Exercise material —

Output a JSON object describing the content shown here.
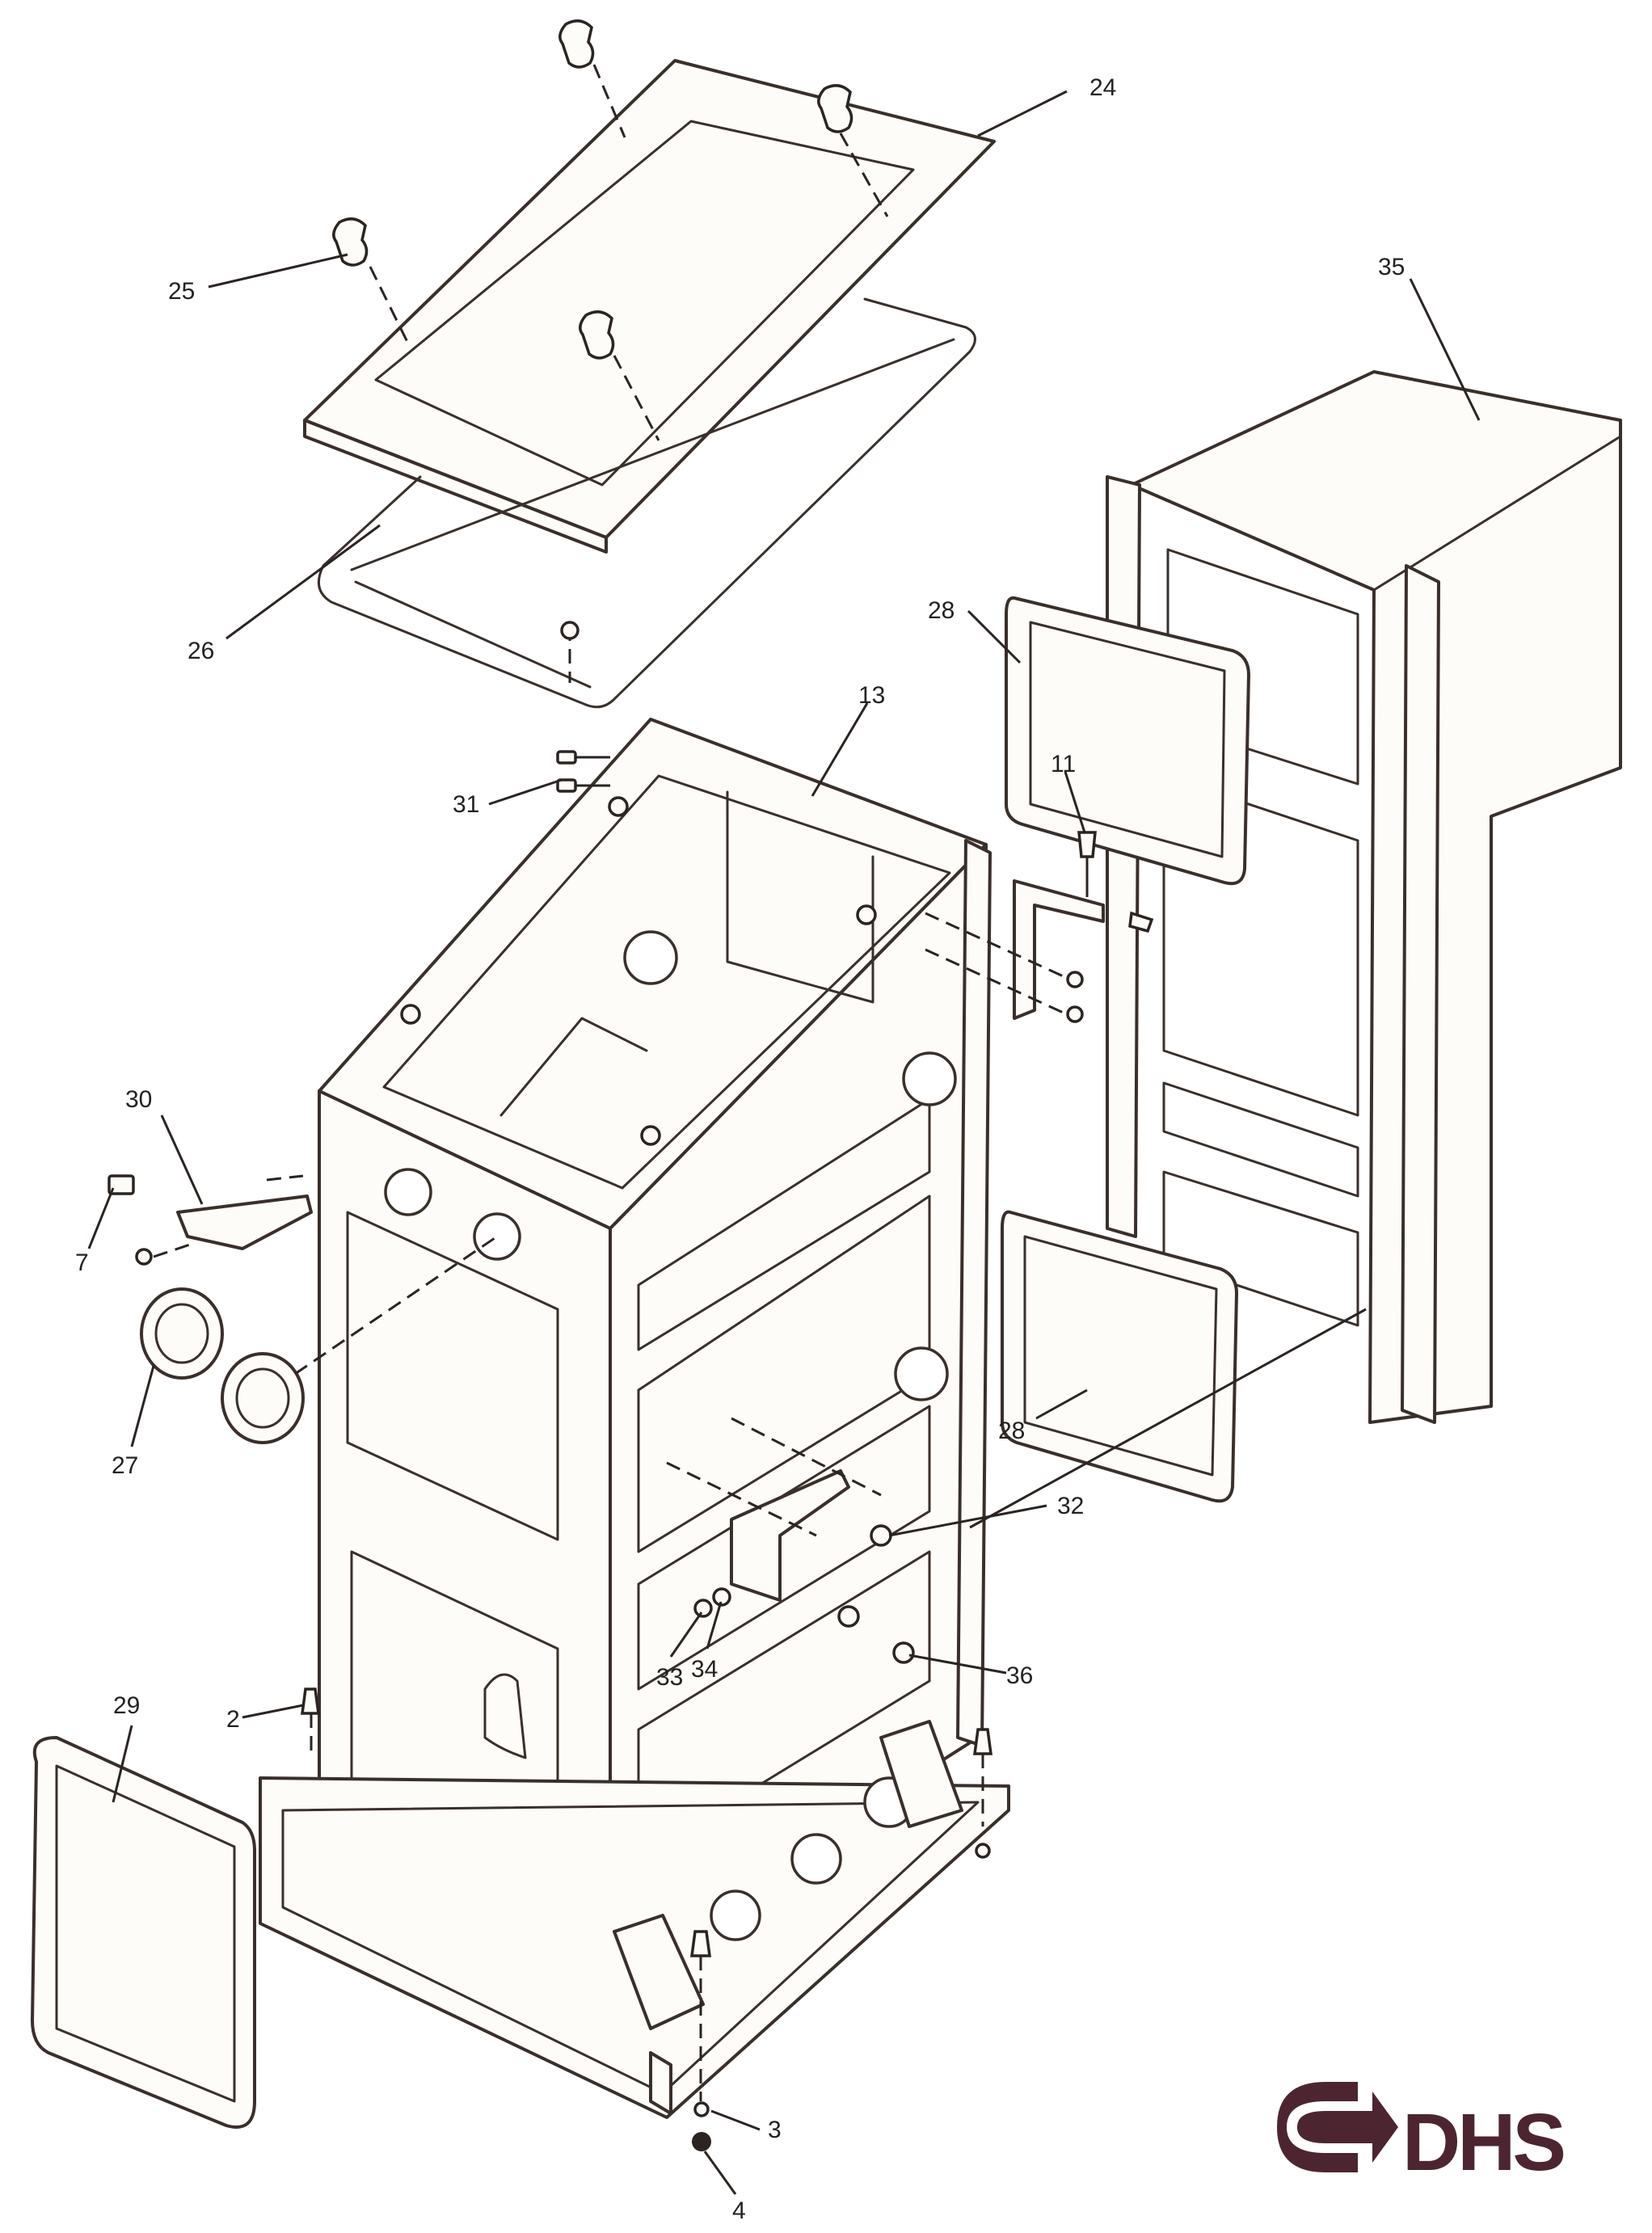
{
  "diagram": {
    "type": "exploded parts diagram",
    "callouts": [
      {
        "id": "c24",
        "label": "24"
      },
      {
        "id": "c25",
        "label": "25"
      },
      {
        "id": "c26",
        "label": "26"
      },
      {
        "id": "c35",
        "label": "35"
      },
      {
        "id": "c28a",
        "label": "28"
      },
      {
        "id": "c13",
        "label": "13"
      },
      {
        "id": "c11",
        "label": "11"
      },
      {
        "id": "c31",
        "label": "31"
      },
      {
        "id": "c30",
        "label": "30"
      },
      {
        "id": "c7",
        "label": "7"
      },
      {
        "id": "c27",
        "label": "27"
      },
      {
        "id": "c28b",
        "label": "28"
      },
      {
        "id": "c32",
        "label": "32"
      },
      {
        "id": "c33",
        "label": "33"
      },
      {
        "id": "c34",
        "label": "34"
      },
      {
        "id": "c36",
        "label": "36"
      },
      {
        "id": "c2",
        "label": "2"
      },
      {
        "id": "c29",
        "label": "29"
      },
      {
        "id": "c3",
        "label": "3"
      },
      {
        "id": "c4",
        "label": "4"
      }
    ]
  },
  "logo": {
    "text": "DHS",
    "color": "#4d2531"
  }
}
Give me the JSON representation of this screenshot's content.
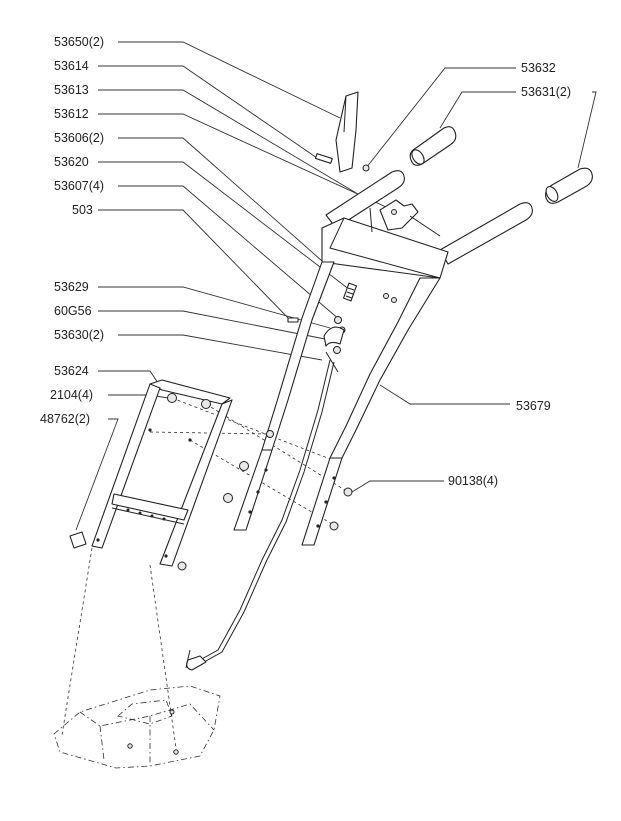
{
  "labels": {
    "l53650": "53650(2)",
    "l53614": "53614",
    "l53613": "53613",
    "l53612": "53612",
    "l53606": "53606(2)",
    "l53620": "53620",
    "l53607": "53607(4)",
    "l503": "503",
    "l53629": "53629",
    "l60G56": "60G56",
    "l53630": "53630(2)",
    "l53624": "53624",
    "l2104": "2104(4)",
    "l48762": "48762(2)",
    "l53632": "53632",
    "l53631": "53631(2)",
    "l53679": "53679",
    "l90138": "90138(4)"
  }
}
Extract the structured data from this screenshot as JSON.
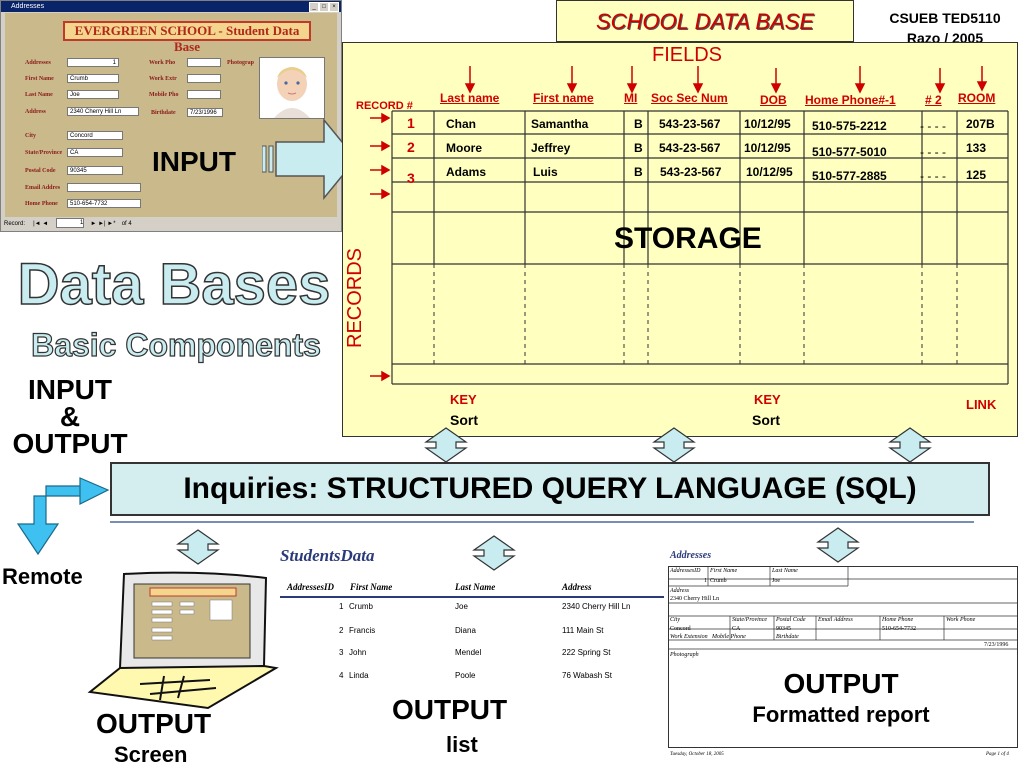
{
  "corner": {
    "line1": "CSUEB TED5110",
    "line2": "Razo / 2005"
  },
  "school_title": "SCHOOL DATA BASE",
  "fields_label": "FIELDS",
  "storage_label": "STORAGE",
  "records_label": "RECORDS",
  "record_hash": "RECORD #",
  "input_label": "INPUT",
  "left_title": {
    "line1": "Data Bases",
    "line2": "Basic Components"
  },
  "io_label": {
    "line1": "INPUT",
    "line2": "&",
    "line3": "OUTPUT"
  },
  "remote_label": "Remote",
  "columns": [
    "Last name",
    "First name",
    "MI",
    "Soc Sec Num",
    "DOB",
    "Home Phone#-1",
    "# 2",
    "ROOM"
  ],
  "rows": [
    {
      "num": "1",
      "last": "Chan",
      "first": "Samantha",
      "mi": "B",
      "ssn": "543-23-567",
      "dob": "10/12/95",
      "phone": "510-575-2212",
      "p2": "- - - -",
      "room": "207B"
    },
    {
      "num": "2",
      "last": "Moore",
      "first": "Jeffrey",
      "mi": "B",
      "ssn": "543-23-567",
      "dob": "10/12/95",
      "phone": "510-577-5010",
      "p2": "- - - -",
      "room": "133"
    },
    {
      "num": "3",
      "last": "Adams",
      "first": "Luis",
      "mi": "B",
      "ssn": "543-23-567",
      "dob": "10/12/95",
      "phone": "510-577-2885",
      "p2": "- - - -",
      "room": "125"
    }
  ],
  "key_left": {
    "key": "KEY",
    "sort": "Sort"
  },
  "key_right": {
    "key": "KEY",
    "sort": "Sort"
  },
  "link_label": "LINK",
  "sql_label": "Inquiries: STRUCTURED QUERY LANGUAGE (SQL)",
  "form": {
    "window_title": "Addresses",
    "title": "EVERGREEN SCHOOL - Student Data Base",
    "labels": {
      "addresses": "Addresses",
      "first_name": "First Name",
      "last_name": "Last Name",
      "address": "Address",
      "city": "City",
      "state": "State/Province",
      "postal": "Postal Code",
      "email": "Email Addres",
      "home_phone": "Home Phone",
      "work_pho": "Work Pho",
      "work_ext": "Work Extr",
      "mobile": "Mobile Pho",
      "birthdate": "Birthdate",
      "photo": "Photograp"
    },
    "values": {
      "addresses_id": "1",
      "first_name": "Crumb",
      "last_name": "Joe",
      "address": "2340 Cherry Hill Ln",
      "city": "Concord",
      "state": "CA",
      "postal": "90345",
      "home_phone": "510-654-7732",
      "birthdate": "7/23/1996"
    },
    "nav": {
      "record_label": "Record:",
      "current": "1",
      "of": "of 4"
    }
  },
  "list_report": {
    "title": "StudentsData",
    "headers": [
      "AddressesID",
      "First Name",
      "Last Name",
      "Address"
    ],
    "rows": [
      [
        "1",
        "Crumb",
        "Joe",
        "2340 Cherry Hill Ln"
      ],
      [
        "2",
        "Francis",
        "Diana",
        "111 Main St"
      ],
      [
        "3",
        "John",
        "Mendel",
        "222 Spring St"
      ],
      [
        "4",
        "Linda",
        "Poole",
        "76 Wabash St"
      ]
    ]
  },
  "formatted_report": {
    "title": "Addresses",
    "row1_labels": [
      "AddressesID",
      "First Name",
      "Last Name"
    ],
    "row1_values": [
      "1",
      "Crumb",
      "Joe"
    ],
    "address_label": "Address",
    "address_value": "2340 Cherry Hill Ln",
    "row3_labels": [
      "City",
      "State/Province",
      "Postal Code",
      "Email Address",
      "Home Phone",
      "Work Phone"
    ],
    "row3_values": [
      "Concord",
      "CA",
      "90345",
      "",
      "510-654-7732",
      ""
    ],
    "row4_labels": [
      "Work Extension",
      "Mobile Phone",
      "Birthdate"
    ],
    "birthdate_value": "7/23/1996",
    "photo_label": "Photograph",
    "footer_date": "Tuesday, October 18, 2005",
    "footer_page": "Page 1 of 4"
  },
  "outputs": {
    "screen": {
      "line1": "OUTPUT",
      "line2": "Screen"
    },
    "list": {
      "line1": "OUTPUT",
      "line2": "list"
    },
    "report": {
      "line1": "OUTPUT",
      "line2": "Formatted report"
    }
  },
  "colors": {
    "red": "#d00000",
    "yellow": "#ffffc0",
    "sql_bg": "#d4eef0",
    "arrow_blue": "#3ec1f0",
    "arrow_cyan": "#c8ecf0"
  }
}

Task details —
Reproduce every line of the listing above in which the string "diagram" appears.

Correct output —
  "diagram": {
    "type": "exploded parts diagram",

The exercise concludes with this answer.